● **WHAT YOU HAVE TO DO**:
For each line below with the word "letter", write out a copy.
----
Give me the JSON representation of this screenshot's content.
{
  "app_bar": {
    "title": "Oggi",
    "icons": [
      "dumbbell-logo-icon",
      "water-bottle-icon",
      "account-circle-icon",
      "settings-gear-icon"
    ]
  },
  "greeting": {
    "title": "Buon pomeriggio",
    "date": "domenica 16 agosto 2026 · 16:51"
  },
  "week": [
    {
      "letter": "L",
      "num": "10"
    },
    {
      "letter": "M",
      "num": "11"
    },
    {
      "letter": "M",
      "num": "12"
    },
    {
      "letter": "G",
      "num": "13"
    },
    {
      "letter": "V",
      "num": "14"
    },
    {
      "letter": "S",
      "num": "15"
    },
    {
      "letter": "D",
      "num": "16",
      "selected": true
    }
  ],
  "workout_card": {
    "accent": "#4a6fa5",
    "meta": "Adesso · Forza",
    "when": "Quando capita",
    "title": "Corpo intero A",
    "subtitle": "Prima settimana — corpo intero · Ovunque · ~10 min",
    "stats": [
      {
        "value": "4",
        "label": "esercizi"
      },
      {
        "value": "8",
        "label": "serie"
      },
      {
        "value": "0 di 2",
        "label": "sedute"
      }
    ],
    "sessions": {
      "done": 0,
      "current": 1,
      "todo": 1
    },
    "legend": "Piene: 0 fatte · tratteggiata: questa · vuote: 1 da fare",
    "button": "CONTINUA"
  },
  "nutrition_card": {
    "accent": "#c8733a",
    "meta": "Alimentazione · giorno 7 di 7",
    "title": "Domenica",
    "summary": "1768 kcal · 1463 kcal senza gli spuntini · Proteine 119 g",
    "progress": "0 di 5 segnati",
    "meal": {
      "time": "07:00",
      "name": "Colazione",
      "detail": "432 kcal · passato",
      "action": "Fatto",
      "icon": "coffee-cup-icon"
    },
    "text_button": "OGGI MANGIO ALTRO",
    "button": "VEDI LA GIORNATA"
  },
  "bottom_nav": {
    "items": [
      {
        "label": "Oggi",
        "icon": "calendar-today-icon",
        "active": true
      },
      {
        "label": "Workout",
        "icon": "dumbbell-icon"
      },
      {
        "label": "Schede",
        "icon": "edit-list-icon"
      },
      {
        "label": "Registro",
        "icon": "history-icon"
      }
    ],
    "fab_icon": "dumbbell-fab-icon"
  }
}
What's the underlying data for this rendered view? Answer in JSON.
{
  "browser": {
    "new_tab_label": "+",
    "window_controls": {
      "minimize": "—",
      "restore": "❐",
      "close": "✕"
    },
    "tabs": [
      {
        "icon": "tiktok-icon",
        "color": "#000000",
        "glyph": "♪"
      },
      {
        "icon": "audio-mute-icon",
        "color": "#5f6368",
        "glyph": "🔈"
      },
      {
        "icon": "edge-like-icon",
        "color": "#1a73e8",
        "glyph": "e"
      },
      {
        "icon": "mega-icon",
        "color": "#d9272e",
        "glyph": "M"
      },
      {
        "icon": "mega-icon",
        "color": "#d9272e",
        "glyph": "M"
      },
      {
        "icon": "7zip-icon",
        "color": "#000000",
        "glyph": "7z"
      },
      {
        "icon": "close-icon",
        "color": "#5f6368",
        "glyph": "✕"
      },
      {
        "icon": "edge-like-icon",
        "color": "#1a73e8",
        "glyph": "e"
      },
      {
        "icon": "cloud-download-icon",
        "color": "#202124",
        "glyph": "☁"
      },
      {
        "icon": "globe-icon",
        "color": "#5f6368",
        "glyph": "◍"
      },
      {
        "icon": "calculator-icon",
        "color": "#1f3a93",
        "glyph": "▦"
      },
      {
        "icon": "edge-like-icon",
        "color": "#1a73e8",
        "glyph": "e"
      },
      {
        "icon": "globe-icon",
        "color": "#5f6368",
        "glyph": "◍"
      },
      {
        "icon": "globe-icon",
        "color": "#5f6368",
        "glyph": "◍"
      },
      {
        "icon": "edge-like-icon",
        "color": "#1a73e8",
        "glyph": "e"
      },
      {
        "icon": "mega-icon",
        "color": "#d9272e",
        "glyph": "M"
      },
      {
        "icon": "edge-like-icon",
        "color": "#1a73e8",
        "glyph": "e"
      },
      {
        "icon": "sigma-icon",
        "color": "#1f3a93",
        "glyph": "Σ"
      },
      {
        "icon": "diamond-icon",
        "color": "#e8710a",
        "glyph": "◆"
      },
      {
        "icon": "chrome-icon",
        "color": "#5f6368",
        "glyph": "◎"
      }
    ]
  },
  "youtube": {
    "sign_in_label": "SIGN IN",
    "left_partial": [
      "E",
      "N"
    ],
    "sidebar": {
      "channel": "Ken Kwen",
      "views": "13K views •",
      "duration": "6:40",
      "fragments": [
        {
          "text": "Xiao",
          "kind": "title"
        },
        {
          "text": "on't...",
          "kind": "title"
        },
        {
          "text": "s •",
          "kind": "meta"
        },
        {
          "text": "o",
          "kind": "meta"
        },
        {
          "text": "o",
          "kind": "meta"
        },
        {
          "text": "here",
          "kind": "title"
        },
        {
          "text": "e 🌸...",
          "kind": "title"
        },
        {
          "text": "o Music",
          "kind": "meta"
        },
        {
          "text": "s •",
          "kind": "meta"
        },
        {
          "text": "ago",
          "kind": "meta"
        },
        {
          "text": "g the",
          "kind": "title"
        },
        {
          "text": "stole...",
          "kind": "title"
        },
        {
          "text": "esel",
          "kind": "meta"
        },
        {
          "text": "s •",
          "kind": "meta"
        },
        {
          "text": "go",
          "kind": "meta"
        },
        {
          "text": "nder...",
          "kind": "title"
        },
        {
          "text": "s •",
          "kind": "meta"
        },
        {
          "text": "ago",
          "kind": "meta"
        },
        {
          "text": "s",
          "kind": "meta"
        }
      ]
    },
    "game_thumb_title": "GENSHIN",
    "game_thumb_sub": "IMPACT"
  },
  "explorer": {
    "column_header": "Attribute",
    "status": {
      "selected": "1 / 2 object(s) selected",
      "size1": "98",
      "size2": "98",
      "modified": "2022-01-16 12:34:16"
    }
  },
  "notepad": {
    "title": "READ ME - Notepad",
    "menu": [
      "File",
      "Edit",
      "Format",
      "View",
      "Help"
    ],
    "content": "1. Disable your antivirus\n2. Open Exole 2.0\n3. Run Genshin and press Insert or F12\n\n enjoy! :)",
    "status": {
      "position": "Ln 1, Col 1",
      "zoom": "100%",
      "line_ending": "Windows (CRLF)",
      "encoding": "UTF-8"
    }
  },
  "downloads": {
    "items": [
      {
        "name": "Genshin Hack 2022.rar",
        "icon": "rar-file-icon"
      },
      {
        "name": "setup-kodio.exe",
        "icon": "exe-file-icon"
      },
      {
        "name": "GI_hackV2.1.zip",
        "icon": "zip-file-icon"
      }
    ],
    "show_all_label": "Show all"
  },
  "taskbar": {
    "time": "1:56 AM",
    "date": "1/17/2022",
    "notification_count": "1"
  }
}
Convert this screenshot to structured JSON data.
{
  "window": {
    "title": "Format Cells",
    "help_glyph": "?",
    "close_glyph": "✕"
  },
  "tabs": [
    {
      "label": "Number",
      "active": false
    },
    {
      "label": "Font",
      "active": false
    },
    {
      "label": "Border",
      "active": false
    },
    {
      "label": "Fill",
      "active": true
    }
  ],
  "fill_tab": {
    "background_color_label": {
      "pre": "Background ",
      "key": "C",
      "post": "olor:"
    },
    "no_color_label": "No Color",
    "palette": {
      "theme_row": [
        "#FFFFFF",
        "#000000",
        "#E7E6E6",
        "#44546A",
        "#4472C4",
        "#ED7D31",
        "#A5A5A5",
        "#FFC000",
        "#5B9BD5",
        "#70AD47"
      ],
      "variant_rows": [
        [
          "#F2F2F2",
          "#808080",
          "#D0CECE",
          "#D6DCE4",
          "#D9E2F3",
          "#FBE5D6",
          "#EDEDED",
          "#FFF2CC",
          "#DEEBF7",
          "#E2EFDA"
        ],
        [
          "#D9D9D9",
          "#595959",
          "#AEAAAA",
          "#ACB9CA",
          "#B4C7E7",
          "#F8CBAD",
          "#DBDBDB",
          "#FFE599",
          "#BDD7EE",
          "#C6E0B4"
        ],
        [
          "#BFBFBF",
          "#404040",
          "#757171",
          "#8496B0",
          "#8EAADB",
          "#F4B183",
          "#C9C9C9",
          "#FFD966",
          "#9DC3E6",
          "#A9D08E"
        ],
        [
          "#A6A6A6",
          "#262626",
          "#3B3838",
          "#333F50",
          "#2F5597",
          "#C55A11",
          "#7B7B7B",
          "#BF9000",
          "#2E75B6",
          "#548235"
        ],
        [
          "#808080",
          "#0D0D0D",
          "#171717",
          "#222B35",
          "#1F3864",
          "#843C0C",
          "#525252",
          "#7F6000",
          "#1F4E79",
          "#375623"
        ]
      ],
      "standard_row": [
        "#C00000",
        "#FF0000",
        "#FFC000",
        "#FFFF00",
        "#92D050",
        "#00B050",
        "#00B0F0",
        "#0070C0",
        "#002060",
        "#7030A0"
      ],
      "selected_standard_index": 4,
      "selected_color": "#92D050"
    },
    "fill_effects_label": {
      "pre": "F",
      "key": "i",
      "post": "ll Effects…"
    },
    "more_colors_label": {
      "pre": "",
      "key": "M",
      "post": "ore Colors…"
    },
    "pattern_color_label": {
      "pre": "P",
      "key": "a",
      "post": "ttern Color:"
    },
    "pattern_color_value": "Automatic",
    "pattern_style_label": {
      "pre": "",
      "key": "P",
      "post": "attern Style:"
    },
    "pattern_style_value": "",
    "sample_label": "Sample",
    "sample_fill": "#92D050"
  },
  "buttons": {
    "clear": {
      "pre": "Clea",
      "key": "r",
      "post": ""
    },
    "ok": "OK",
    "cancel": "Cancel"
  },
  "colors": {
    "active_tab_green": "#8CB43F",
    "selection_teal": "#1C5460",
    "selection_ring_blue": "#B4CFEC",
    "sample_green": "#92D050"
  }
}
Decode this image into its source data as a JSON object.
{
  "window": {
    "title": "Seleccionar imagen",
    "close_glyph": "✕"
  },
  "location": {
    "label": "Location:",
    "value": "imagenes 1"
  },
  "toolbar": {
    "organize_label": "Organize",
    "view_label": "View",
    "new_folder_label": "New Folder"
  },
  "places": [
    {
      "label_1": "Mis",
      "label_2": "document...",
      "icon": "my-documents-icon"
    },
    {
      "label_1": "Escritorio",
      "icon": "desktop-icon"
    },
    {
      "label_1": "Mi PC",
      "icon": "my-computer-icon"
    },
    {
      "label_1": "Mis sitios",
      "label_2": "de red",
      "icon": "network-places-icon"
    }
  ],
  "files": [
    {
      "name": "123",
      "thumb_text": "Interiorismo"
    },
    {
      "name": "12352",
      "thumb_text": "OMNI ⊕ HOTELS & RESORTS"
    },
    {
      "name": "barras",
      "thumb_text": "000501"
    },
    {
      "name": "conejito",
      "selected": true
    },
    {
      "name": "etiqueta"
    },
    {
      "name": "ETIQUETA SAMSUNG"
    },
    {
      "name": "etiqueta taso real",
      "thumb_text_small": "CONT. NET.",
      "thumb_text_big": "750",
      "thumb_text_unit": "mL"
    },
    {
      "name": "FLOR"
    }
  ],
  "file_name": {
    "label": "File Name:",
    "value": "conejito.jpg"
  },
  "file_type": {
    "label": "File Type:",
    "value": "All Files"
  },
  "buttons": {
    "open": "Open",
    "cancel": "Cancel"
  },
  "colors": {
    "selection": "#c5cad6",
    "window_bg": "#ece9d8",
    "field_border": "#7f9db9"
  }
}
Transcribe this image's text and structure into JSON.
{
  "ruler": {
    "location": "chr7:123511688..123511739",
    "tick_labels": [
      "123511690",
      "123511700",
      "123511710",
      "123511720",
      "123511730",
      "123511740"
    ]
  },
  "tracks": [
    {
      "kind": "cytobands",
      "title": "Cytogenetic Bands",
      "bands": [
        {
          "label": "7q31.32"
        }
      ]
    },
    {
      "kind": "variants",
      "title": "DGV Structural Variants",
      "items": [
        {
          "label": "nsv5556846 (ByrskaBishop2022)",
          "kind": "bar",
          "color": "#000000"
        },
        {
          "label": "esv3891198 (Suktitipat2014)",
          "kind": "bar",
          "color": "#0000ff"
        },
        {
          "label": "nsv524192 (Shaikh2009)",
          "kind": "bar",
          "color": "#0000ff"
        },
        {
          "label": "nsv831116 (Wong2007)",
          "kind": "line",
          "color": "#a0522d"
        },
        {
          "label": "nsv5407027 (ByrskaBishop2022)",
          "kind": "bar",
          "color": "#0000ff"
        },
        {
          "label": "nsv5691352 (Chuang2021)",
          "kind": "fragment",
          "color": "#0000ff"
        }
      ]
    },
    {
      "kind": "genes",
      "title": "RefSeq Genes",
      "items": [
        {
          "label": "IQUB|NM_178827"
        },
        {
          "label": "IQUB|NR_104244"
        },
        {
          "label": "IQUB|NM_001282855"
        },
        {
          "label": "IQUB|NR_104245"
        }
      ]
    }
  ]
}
----
● **TASK ANSWER**:
      "letter": "L",
      "letter": "M",
      "letter": "M",
      "letter": "G",
      "letter": "V",
      "letter": "S",
      "letter": "D",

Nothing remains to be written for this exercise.